- **Task prompt**:
Reproduce the complete listing without any deviation.

- **Data listing**:
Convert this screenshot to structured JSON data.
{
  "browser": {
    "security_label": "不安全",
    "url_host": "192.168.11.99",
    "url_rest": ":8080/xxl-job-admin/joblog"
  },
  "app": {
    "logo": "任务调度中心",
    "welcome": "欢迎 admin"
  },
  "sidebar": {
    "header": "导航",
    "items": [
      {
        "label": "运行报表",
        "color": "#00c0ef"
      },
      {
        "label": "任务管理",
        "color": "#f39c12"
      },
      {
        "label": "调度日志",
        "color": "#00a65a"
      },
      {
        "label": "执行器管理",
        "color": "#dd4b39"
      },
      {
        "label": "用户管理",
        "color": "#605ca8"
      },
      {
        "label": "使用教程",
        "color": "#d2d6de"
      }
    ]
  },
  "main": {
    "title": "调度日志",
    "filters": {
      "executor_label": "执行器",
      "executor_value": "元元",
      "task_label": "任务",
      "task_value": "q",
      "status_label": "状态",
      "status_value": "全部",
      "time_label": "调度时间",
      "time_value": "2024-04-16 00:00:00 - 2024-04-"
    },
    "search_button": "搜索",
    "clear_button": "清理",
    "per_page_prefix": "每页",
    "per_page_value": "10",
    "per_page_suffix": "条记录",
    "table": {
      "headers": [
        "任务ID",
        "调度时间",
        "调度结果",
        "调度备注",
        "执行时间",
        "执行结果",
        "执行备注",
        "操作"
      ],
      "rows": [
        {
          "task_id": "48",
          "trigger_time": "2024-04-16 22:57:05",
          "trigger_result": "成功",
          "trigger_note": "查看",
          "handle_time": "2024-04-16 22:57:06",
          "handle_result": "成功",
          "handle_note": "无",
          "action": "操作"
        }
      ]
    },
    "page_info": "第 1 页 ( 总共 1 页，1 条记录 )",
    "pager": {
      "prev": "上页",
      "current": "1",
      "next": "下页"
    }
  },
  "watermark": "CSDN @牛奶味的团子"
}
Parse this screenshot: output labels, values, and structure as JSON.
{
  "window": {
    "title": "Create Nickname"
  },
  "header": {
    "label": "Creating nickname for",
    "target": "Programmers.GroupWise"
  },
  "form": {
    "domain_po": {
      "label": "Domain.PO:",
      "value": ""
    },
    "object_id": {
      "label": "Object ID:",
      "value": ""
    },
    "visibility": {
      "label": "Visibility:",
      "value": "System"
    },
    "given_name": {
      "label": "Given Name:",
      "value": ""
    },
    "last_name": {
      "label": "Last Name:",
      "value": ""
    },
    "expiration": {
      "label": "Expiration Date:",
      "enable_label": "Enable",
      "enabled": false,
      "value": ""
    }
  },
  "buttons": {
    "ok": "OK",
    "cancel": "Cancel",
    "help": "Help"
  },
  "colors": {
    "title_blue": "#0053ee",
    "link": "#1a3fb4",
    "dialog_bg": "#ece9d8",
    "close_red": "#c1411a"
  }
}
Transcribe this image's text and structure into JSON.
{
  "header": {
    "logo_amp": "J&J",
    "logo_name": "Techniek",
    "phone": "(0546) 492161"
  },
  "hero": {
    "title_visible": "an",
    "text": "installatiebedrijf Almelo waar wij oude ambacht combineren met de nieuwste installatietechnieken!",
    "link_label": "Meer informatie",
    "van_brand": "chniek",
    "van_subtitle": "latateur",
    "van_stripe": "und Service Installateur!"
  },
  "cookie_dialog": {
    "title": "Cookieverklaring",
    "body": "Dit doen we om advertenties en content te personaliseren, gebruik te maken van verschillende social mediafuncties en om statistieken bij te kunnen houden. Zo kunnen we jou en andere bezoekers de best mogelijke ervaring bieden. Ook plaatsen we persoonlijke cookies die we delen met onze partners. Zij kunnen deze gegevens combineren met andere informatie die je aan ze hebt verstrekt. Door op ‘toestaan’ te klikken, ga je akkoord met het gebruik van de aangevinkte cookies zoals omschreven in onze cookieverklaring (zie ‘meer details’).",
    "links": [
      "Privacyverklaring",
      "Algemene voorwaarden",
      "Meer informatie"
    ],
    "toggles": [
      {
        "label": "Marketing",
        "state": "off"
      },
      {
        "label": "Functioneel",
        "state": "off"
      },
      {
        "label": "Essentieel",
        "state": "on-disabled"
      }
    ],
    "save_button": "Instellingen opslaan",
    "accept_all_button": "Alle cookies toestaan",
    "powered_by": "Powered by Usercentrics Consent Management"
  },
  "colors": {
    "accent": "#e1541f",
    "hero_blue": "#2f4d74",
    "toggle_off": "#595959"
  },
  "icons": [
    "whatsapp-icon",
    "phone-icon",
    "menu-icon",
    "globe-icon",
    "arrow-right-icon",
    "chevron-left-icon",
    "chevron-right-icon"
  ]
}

- **Solution to this problem**:
Convert this screenshot to structured JSON data.
{
  "browser": {
    "security_label": "不安全",
    "url_host": "192.168.11.99",
    "url_rest": ":8080/xxl-job-admin/joblog"
  },
  "app": {
    "logo": "任务调度中心",
    "welcome": "欢迎 admin"
  },
  "sidebar": {
    "header": "导航",
    "items": [
      {
        "label": "运行报表",
        "color": "#00c0ef"
      },
      {
        "label": "任务管理",
        "color": "#f39c12"
      },
      {
        "label": "调度日志",
        "color": "#00a65a"
      },
      {
        "label": "执行器管理",
        "color": "#dd4b39"
      },
      {
        "label": "用户管理",
        "color": "#605ca8"
      },
      {
        "label": "使用教程",
        "color": "#d2d6de"
      }
    ]
  },
  "main": {
    "title": "调度日志",
    "filters": {
      "executor_label": "执行器",
      "executor_value": "元元",
      "task_label": "任务",
      "task_value": "q",
      "status_label": "状态",
      "status_value": "全部",
      "time_label": "调度时间",
      "time_value": "2024-04-16 00:00:00 - 2024-04-"
    },
    "search_button": "搜索",
    "clear_button": "清理",
    "per_page_prefix": "每页",
    "per_page_value": "10",
    "per_page_suffix": "条记录",
    "table": {
      "headers": [
        "任务ID",
        "调度时间",
        "调度结果",
        "调度备注",
        "执行时间",
        "执行结果",
        "执行备注",
        "操作"
      ],
      "rows": [
        {
          "task_id": "48",
          "trigger_time": "2024-04-16 22:57:05",
          "trigger_result": "成功",
          "trigger_note": "查看",
          "handle_time": "2024-04-16 22:57:06",
          "handle_result": "成功",
          "handle_note": "无",
          "action": "操作"
        }
      ]
    },
    "page_info": "第 1 页 ( 总共 1 页，1 条记录 )",
    "pager": {
      "prev": "上页",
      "current": "1",
      "next": "下页"
    }
  },
  "watermark": "CSDN @牛奶味的团子"
}
Parse this screenshot: output labels, values, and structure as JSON.
{
  "window": {
    "title": "Create Nickname"
  },
  "header": {
    "label": "Creating nickname for",
    "target": "Programmers.GroupWise"
  },
  "form": {
    "domain_po": {
      "label": "Domain.PO:",
      "value": ""
    },
    "object_id": {
      "label": "Object ID:",
      "value": ""
    },
    "visibility": {
      "label": "Visibility:",
      "value": "System"
    },
    "given_name": {
      "label": "Given Name:",
      "value": ""
    },
    "last_name": {
      "label": "Last Name:",
      "value": ""
    },
    "expiration": {
      "label": "Expiration Date:",
      "enable_label": "Enable",
      "enabled": false,
      "value": ""
    }
  },
  "buttons": {
    "ok": "OK",
    "cancel": "Cancel",
    "help": "Help"
  },
  "colors": {
    "title_blue": "#0053ee",
    "link": "#1a3fb4",
    "dialog_bg": "#ece9d8",
    "close_red": "#c1411a"
  }
}
Transcribe this image's text and structure into JSON.
{
  "header": {
    "logo_amp": "J&J",
    "logo_name": "Techniek",
    "phone": "(0546) 492161"
  },
  "hero": {
    "title_visible": "an",
    "text": "installatiebedrijf Almelo waar wij oude ambacht combineren met de nieuwste installatietechnieken!",
    "link_label": "Meer informatie",
    "van_brand": "chniek",
    "van_subtitle": "latateur",
    "van_stripe": "und Service Installateur!"
  },
  "cookie_dialog": {
    "title": "Cookieverklaring",
    "body": "Dit doen we om advertenties en content te personaliseren, gebruik te maken van verschillende social mediafuncties en om statistieken bij te kunnen houden. Zo kunnen we jou en andere bezoekers de best mogelijke ervaring bieden. Ook plaatsen we persoonlijke cookies die we delen met onze partners. Zij kunnen deze gegevens combineren met andere informatie die je aan ze hebt verstrekt. Door op ‘toestaan’ te klikken, ga je akkoord met het gebruik van de aangevinkte cookies zoals omschreven in onze cookieverklaring (zie ‘meer details’).",
    "links": [
      "Privacyverklaring",
      "Algemene voorwaarden",
      "Meer informatie"
    ],
    "toggles": [
      {
        "label": "Marketing",
        "state": "off"
      },
      {
        "label": "Functioneel",
        "state": "off"
      },
      {
        "label": "Essentieel",
        "state": "on-disabled"
      }
    ],
    "save_button": "Instellingen opslaan",
    "accept_all_button": "Alle cookies toestaan",
    "powered_by": "Powered by Usercentrics Consent Management"
  },
  "colors": {
    "accent": "#e1541f",
    "hero_blue": "#2f4d74",
    "toggle_off": "#595959"
  },
  "icons": [
    "whatsapp-icon",
    "phone-icon",
    "menu-icon",
    "globe-icon",
    "arrow-right-icon",
    "chevron-left-icon",
    "chevron-right-icon"
  ]
}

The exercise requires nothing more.